**Data records:**
· · · · · · ·
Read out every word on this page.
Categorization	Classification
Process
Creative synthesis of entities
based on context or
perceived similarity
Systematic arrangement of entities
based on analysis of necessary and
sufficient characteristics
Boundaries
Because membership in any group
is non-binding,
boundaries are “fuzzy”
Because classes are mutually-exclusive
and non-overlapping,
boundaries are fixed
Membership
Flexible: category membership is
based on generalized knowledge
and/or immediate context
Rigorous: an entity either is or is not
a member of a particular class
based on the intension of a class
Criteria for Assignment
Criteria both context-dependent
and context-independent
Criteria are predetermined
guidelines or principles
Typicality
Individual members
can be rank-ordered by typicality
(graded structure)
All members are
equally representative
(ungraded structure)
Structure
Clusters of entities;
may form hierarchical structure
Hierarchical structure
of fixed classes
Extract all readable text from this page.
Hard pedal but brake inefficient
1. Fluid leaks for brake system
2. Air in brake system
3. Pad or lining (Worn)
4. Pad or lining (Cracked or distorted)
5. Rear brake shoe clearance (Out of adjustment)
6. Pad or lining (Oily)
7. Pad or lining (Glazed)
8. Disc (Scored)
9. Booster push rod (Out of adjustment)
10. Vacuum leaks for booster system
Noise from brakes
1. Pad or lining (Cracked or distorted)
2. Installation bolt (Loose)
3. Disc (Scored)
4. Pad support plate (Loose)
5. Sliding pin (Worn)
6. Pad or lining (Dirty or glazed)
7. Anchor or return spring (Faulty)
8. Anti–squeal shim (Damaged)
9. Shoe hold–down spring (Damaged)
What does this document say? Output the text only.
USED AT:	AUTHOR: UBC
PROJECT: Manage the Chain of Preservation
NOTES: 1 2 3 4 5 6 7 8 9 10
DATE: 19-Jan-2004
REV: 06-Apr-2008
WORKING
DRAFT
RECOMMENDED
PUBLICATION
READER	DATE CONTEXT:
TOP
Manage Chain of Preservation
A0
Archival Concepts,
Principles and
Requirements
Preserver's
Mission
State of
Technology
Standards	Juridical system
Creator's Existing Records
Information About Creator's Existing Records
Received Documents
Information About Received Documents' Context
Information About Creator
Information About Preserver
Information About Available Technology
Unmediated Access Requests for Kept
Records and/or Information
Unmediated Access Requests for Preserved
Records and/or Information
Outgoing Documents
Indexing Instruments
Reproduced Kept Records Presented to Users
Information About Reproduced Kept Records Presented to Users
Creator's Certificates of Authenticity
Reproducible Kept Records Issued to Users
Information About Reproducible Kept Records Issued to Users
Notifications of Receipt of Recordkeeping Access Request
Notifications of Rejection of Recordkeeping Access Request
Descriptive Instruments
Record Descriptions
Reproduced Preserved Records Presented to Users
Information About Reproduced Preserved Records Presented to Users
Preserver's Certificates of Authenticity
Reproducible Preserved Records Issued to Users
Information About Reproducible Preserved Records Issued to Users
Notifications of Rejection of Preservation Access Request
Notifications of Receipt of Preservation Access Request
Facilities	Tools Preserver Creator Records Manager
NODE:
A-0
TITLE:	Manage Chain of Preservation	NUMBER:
· · · · · · ·
In the material above, find the lines that contain "lining" and show them.

**Reply to the task:**
3. Pad or lining (Worn)
4. Pad or lining (Cracked or distorted)
6. Pad or lining (Oily)
7. Pad or lining (Glazed)
1. Pad or lining (Cracked or distorted)
6. Pad or lining (Dirty or glazed)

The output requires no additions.